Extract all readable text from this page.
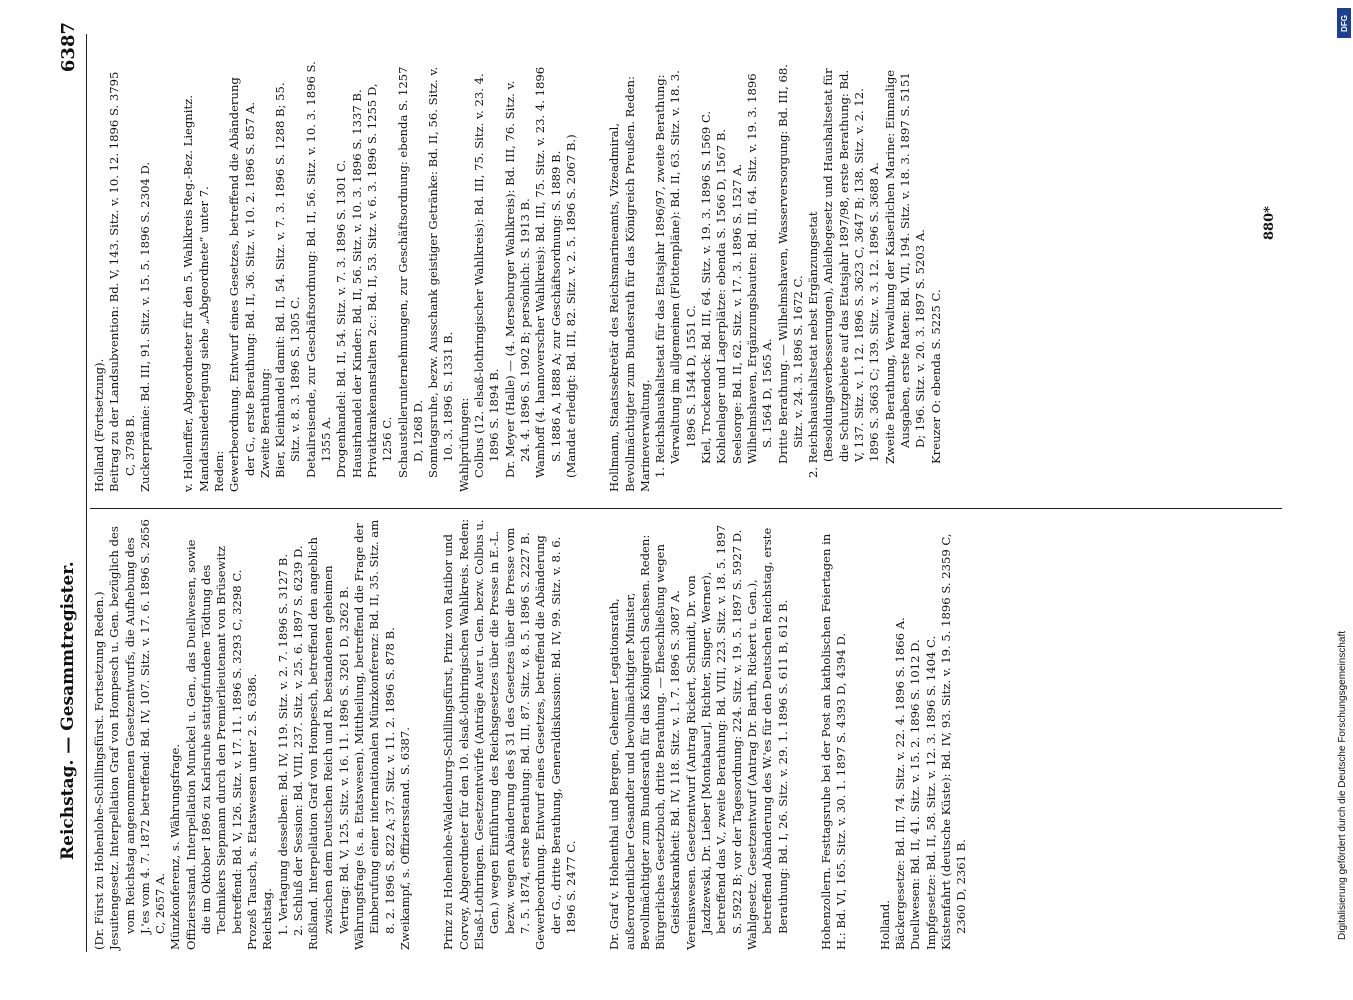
Reichstag. — Gesammtregister.
6387

(Dr. Fürst zu Hohenlohe-Schillingsfürst. Fortsetzung Reden.) Jesuitengesetz. Interpellation Graf von Hompesch u. Gen. bezüglich des vom Reichstag angenommenen Gesetzentwurfs, die Aufhebung des J.'es vom 4. 7. 1872 betreffend: Bd. IV, 107. Sitz. v. 17. 6. 1896 S. 2656 C, 2657 A. Münzkonferenz, s. Währungsfrage. Offiziersstand. Interpellation Munckel u. Gen., das Duellwesen, sowie die im Oktober 1896 zu Karlsruhe stattgefundene Tödtung des Technikers Siepmann durch den Premierlieutenant von Brüsewitz betreffend: Bd. V, 126. Sitz. v. 17. 11. 1896 S. 3293 C, 3298 C. Prozeß Tausch, s. Etatswesen unter 2. S. 6386. Reichstag. 1. Vertagung desselben: Bd. IV, 119. Sitz. v. 2. 7. 1896 S. 3127 B. 2. Schluß der Session: Bd. VIII, 237. Sitz. v. 25. 6. 1897 S. 6239 D. Rußland. Interpellation Graf von Hompesch, betreffend den angeblich zwischen dem Deutschen Reich und R. bestandenen geheimen Vertrag: Bd. V, 125. Sitz. v. 16. 11. 1896 S. 3261 D, 3262 B. Währungsfrage (s. a. Etatswesen). Mittheilung, betreffend die Frage der Einberufung einer internationalen Münzkonferenz: Bd. II, 35. Sitz. am 8. 2. 1896 S. 822 A; 37. Sitz. v. 11. 2. 1896 S. 878 B. Zweikampf, s. Offiziersstand. S. 6387.	Prinz zu Hohenlohe-Waldenburg-Schillingsfürst, Prinz von Ratibor und Corvey, Abgeordneter für den 10. elsaß-lothringischen Wahlkreis. Reden: Elsaß-Lothringen. Gesetzentwürfe (Anträge Auer u. Gen. bezw. Colbus u. Gen.) wegen Einführung des Reichsgesetzes über die Presse in E.-L. bezw. wegen Abänderung des § 31 des Gesetzes über die Presse vom 7. 5. 1874, erste Berathung: Bd. III, 87. Sitz. v. 8. 5. 1896 S. 2227 B. Gewerbeordnung. Entwurf eines Gesetzes, betreffend die Abänderung der G., dritte Berathung, Generaldiskussion: Bd. IV, 99. Sitz. v. 8. 6. 1896 S. 2477 C.	Dr. Graf v. Hohenthal und Bergen, Geheimer Legationsrath, außerordentlicher Gesandter und bevollmächtigter Minister, Bevollmächtigter zum Bundesrath für das Königreich Sachsen. Reden: Bürgerliches Gesetzbuch, dritte Berathung. — Eheschließung wegen Geisteskrankheit: Bd. IV, 118. Sitz. v. 1. 7. 1896 S. 3087 A. Vereinswesen. Gesetzentwurf (Antrag Rickert, Schmidt, Dr. von Jazdzewski, Dr. Lieber [Montabaur], Richter, Singer, Werner), betreffend das V., zweite Berathung: Bd. VIII, 223. Sitz. v. 18. 5. 1897 S. 5922 B; vor der Tagesordnung: 224. Sitz. v. 19. 5. 1897 S. 5927 D. Wahlgesetz. Gesetzentwurf (Antrag Dr. Barth, Rickert u. Gen.), betreffend Abänderung des W.'es für den Deutschen Reichstag, erste Berathung: Bd. I, 26. Sitz. v. 29. 1. 1896 S. 611 B, 612 B.	Hohenzollern. Festtagsruhe bei der Post an katholischen Feiertagen in H.: Bd. VI, 165. Sitz. v. 30. 1. 1897 S. 4393 D, 4394 D.	Holland. Bäckergesetze: Bd. III, 74. Sitz. v. 22. 4. 1896 S. 1866 A. Duellwesen: Bd. II, 41. Sitz. v. 15. 2. 1896 S. 1012 D. Impfgesetze: Bd. II, 58. Sitz. v. 12. 3. 1896 S. 1404 C. Küstenfahrt (deutsche Küste): Bd. IV, 93. Sitz. v. 19. 5. 1896 S. 2359 C, 2360 D, 2361 B.

Holland (Fortsetzung). Beitrag zu der Landsubvention: Bd. V, 143. Sitz. v. 10. 12. 1896 S. 3795 C, 3798 B. Zuckerprämie: Bd. III, 91. Sitz. v. 15. 5. 1896 S. 2304 D.	v. Hollenffer, Abgeordneter für den 5. Wahlkreis Reg.-Bez. Liegnitz. Mandatsniederlegung siehe „Abgeordnete“ unter 7. Reden: Gewerbeordnung. Entwurf eines Gesetzes, betreffend die Abänderung der G., erste Berathung: Bd. II, 36. Sitz. v. 10. 2. 1896 S. 857 A. Zweite Berathung: Bier, Kleinhandel damit: Bd. II, 54. Sitz. v. 7. 3. 1896 S. 1288 B; 55. Sitz. v. 8. 3. 1896 S. 1305 C. Detailreisende, zur Geschäftsordnung: Bd. II, 56. Sitz. v. 10. 3. 1896 S. 1355 A. Drogenhandel: Bd. II, 54. Sitz. v. 7. 3. 1896 S. 1301 C. Hausirhandel der Kinder: Bd. II, 56. Sitz. v. 10. 3. 1896 S. 1337 B. Privatkrankenanstalten 2c.: Bd. II, 53. Sitz. v. 6. 3. 1896 S. 1255 D, 1256 C. Schaustellerunternehmungen, zur Geschäftsordnung: ebenda S. 1257 D, 1268 D. Sonntagsruhe, bezw. Ausschank geistiger Getränke: Bd. II, 56. Sitz. v. 10. 3. 1896 S. 1331 B. Wahlprüfungen: Colbus (12. elsaß-lothringischer Wahlkreis): Bd. III, 75. Sitz. v. 23. 4. 1896 S. 1894 B. Dr. Meyer (Halle) — (4. Merseburger Wahlkreis): Bd. III, 76. Sitz. v. 24. 4. 1896 S. 1902 B; persönlich: S. 1913 B. Wamhoff (4. hannoverscher Wahlkreis): Bd. III, 75. Sitz. v. 23. 4. 1896 S. 1886 A, 1888 A; zur Geschäftsordnung: S. 1889 B. (Mandat erledigt: Bd. III, 82. Sitz. v. 2. 5. 1896 S. 2067 B.)	Hollmann, Staatssekretär des Reichsmarineamts, Vizeadmiral, Bevollmächtigter zum Bundesrath für das Königreich Preußen. Reden: Marineverwaltung. 1. Reichshaushaltsetat für das Etatsjahr 1896/97, zweite Berathung: Verwaltung im allgemeinen (Flottenpläne): Bd. II, 63. Sitz. v. 18. 3. 1896 S. 1544 D, 1551 C. Kiel, Trockendock: Bd. III, 64. Sitz. v. 19. 3. 1896 S. 1569 C. Kohlenlager und Lagerplätze: ebenda S. 1566 D, 1567 B. Seelsorge: Bd. II, 62. Sitz. v. 17. 3. 1896 S. 1527 A. Wilhelmshaven, Ergänzungsbauten: Bd. III, 64. Sitz. v. 19. 3. 1896 S. 1564 D, 1565 A. Dritte Berathung. — Wilhelmshaven, Wasserversorgung: Bd. III, 68. Sitz. v. 24. 3. 1896 S. 1672 C. 2. Reichshaushaltsetat nebst Ergänzungsetat (Besoldungsverbesserungen), Anleihegesetz und Haushaltsetat für die Schutzgebiete auf das Etatsjahr 1897/98, erste Berathung: Bd. V, 137. Sitz. v. 1. 12. 1896 S. 3623 C, 3647 B; 138. Sitz. v. 2. 12. 1896 S. 3663 C; 139. Sitz. v. 3. 12. 1896 S. 3688 A. Zweite Berathung, Verwaltung der Kaiserlichen Marine: Einmalige Ausgaben, erste Raten: Bd. VII, 194. Sitz. v. 18. 3. 1897 S. 5151 D; 196. Sitz. v. 20. 3. 1897 S. 5203 A. Kreuzer O: ebenda S. 5225 C.

880*
DFG
Digitalisierung gefördert durch die Deutsche Forschungsgemeinschaft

◆ ◆ ◆ ◆

Restate the records word for word and drop the images.

Extract all readable text from this page.
Reichstag. — Gesammtregister.
6387

(Dr. Fürst zu Hohenlohe-Schillingsfürst. Fortsetzung Reden.) Jesuitengesetz. Interpellation Graf von Hompesch u. Gen. bezüglich des vom Reichstag angenommenen Gesetzentwurfs, die Aufhebung des J.'es vom 4. 7. 1872 betreffend: Bd. IV, 107. Sitz. v. 17. 6. 1896 S. 2656 C, 2657 A. Münzkonferenz, s. Währungsfrage. Offiziersstand. Interpellation Munckel u. Gen., das Duellwesen, sowie die im Oktober 1896 zu Karlsruhe stattgefundene Tödtung des Technikers Siepmann durch den Premierlieutenant von Brüsewitz betreffend: Bd. V, 126. Sitz. v. 17. 11. 1896 S. 3293 C, 3298 C. Prozeß Tausch, s. Etatswesen unter 2. S. 6386. Reichstag. 1. Vertagung desselben: Bd. IV, 119. Sitz. v. 2. 7. 1896 S. 3127 B. 2. Schluß der Session: Bd. VIII, 237. Sitz. v. 25. 6. 1897 S. 6239 D. Rußland. Interpellation Graf von Hompesch, betreffend den angeblich zwischen dem Deutschen Reich und R. bestandenen geheimen Vertrag: Bd. V, 125. Sitz. v. 16. 11. 1896 S. 3261 D, 3262 B. Währungsfrage (s. a. Etatswesen). Mittheilung, betreffend die Frage der Einberufung einer internationalen Münzkonferenz: Bd. II, 35. Sitz. am 8. 2. 1896 S. 822 A; 37. Sitz. v. 11. 2. 1896 S. 878 B. Zweikampf, s. Offiziersstand. S. 6387.	Prinz zu Hohenlohe-Waldenburg-Schillingsfürst, Prinz von Ratibor und Corvey, Abgeordneter für den 10. elsaß-lothringischen Wahlkreis. Reden: Elsaß-Lothringen. Gesetzentwürfe (Anträge Auer u. Gen. bezw. Colbus u. Gen.) wegen Einführung des Reichsgesetzes über die Presse in E.-L. bezw. wegen Abänderung des § 31 des Gesetzes über die Presse vom 7. 5. 1874, erste Berathung: Bd. III, 87. Sitz. v. 8. 5. 1896 S. 2227 B. Gewerbeordnung. Entwurf eines Gesetzes, betreffend die Abänderung der G., dritte Berathung, Generaldiskussion: Bd. IV, 99. Sitz. v. 8. 6. 1896 S. 2477 C.	Dr. Graf v. Hohenthal und Bergen, Geheimer Legationsrath, außerordentlicher Gesandter und bevollmächtigter Minister, Bevollmächtigter zum Bundesrath für das Königreich Sachsen. Reden: Bürgerliches Gesetzbuch, dritte Berathung. — Eheschließung wegen Geisteskrankheit: Bd. IV, 118. Sitz. v. 1. 7. 1896 S. 3087 A. Vereinswesen. Gesetzentwurf (Antrag Rickert, Schmidt, Dr. von Jazdzewski, Dr. Lieber [Montabaur], Richter, Singer, Werner), betreffend das V., zweite Berathung: Bd. VIII, 223. Sitz. v. 18. 5. 1897 S. 5922 B; vor der Tagesordnung: 224. Sitz. v. 19. 5. 1897 S. 5927 D. Wahlgesetz. Gesetzentwurf (Antrag Dr. Barth, Rickert u. Gen.), betreffend Abänderung des W.'es für den Deutschen Reichstag, erste Berathung: Bd. I, 26. Sitz. v. 29. 1. 1896 S. 611 B, 612 B.	Hohenzollern. Festtagsruhe bei der Post an katholischen Feiertagen in H.: Bd. VI, 165. Sitz. v. 30. 1. 1897 S. 4393 D, 4394 D.	Holland. Bäckergesetze: Bd. III, 74. Sitz. v. 22. 4. 1896 S. 1866 A. Duellwesen: Bd. II, 41. Sitz. v. 15. 2. 1896 S. 1012 D. Impfgesetze: Bd. II, 58. Sitz. v. 12. 3. 1896 S. 1404 C. Küstenfahrt (deutsche Küste): Bd. IV, 93. Sitz. v. 19. 5. 1896 S. 2359 C, 2360 D, 2361 B.

Holland (Fortsetzung). Beitrag zu der Landsubvention: Bd. V, 143. Sitz. v. 10. 12. 1896 S. 3795 C, 3798 B. Zuckerprämie: Bd. III, 91. Sitz. v. 15. 5. 1896 S. 2304 D.	v. Hollenffer, Abgeordneter für den 5. Wahlkreis Reg.-Bez. Liegnitz. Mandatsniederlegung siehe „Abgeordnete“ unter 7. Reden: Gewerbeordnung. Entwurf eines Gesetzes, betreffend die Abänderung der G., erste Berathung: Bd. II, 36. Sitz. v. 10. 2. 1896 S. 857 A. Zweite Berathung: Bier, Kleinhandel damit: Bd. II, 54. Sitz. v. 7. 3. 1896 S. 1288 B; 55. Sitz. v. 8. 3. 1896 S. 1305 C. Detailreisende, zur Geschäftsordnung: Bd. II, 56. Sitz. v. 10. 3. 1896 S. 1355 A. Drogenhandel: Bd. II, 54. Sitz. v. 7. 3. 1896 S. 1301 C. Hausirhandel der Kinder: Bd. II, 56. Sitz. v. 10. 3. 1896 S. 1337 B. Privatkrankenanstalten 2c.: Bd. II, 53. Sitz. v. 6. 3. 1896 S. 1255 D, 1256 C. Schaustellerunternehmungen, zur Geschäftsordnung: ebenda S. 1257 D, 1268 D. Sonntagsruhe, bezw. Ausschank geistiger Getränke: Bd. II, 56. Sitz. v. 10. 3. 1896 S. 1331 B. Wahlprüfungen: Colbus (12. elsaß-lothringischer Wahlkreis): Bd. III, 75. Sitz. v. 23. 4. 1896 S. 1894 B. Dr. Meyer (Halle) — (4. Merseburger Wahlkreis): Bd. III, 76. Sitz. v. 24. 4. 1896 S. 1902 B; persönlich: S. 1913 B. Wamhoff (4. hannoverscher Wahlkreis): Bd. III, 75. Sitz. v. 23. 4. 1896 S. 1886 A, 1888 A; zur Geschäftsordnung: S. 1889 B. (Mandat erledigt: Bd. III, 82. Sitz. v. 2. 5. 1896 S. 2067 B.)	Hollmann, Staatssekretär des Reichsmarineamts, Vizeadmiral, Bevollmächtigter zum Bundesrath für das Königreich Preußen. Reden: Marineverwaltung. 1. Reichshaushaltsetat für das Etatsjahr 1896/97, zweite Berathung: Verwaltung im allgemeinen (Flottenpläne): Bd. II, 63. Sitz. v. 18. 3. 1896 S. 1544 D, 1551 C. Kiel, Trockendock: Bd. III, 64. Sitz. v. 19. 3. 1896 S. 1569 C. Kohlenlager und Lagerplätze: ebenda S. 1566 D, 1567 B. Seelsorge: Bd. II, 62. Sitz. v. 17. 3. 1896 S. 1527 A. Wilhelmshaven, Ergänzungsbauten: Bd. III, 64. Sitz. v. 19. 3. 1896 S. 1564 D, 1565 A. Dritte Berathung. — Wilhelmshaven, Wasserversorgung: Bd. III, 68. Sitz. v. 24. 3. 1896 S. 1672 C. 2. Reichshaushaltsetat nebst Ergänzungsetat (Besoldungsverbesserungen), Anleihegesetz und Haushaltsetat für die Schutzgebiete auf das Etatsjahr 1897/98, erste Berathung: Bd. V, 137. Sitz. v. 1. 12. 1896 S. 3623 C, 3647 B; 138. Sitz. v. 2. 12. 1896 S. 3663 C; 139. Sitz. v. 3. 12. 1896 S. 3688 A. Zweite Berathung, Verwaltung der Kaiserlichen Marine: Einmalige Ausgaben, erste Raten: Bd. VII, 194. Sitz. v. 18. 3. 1897 S. 5151 D; 196. Sitz. v. 20. 3. 1897 S. 5203 A. Kreuzer O: ebenda S. 5225 C.

880*
DFG
Digitalisierung gefördert durch die Deutsche Forschungsgemeinschaft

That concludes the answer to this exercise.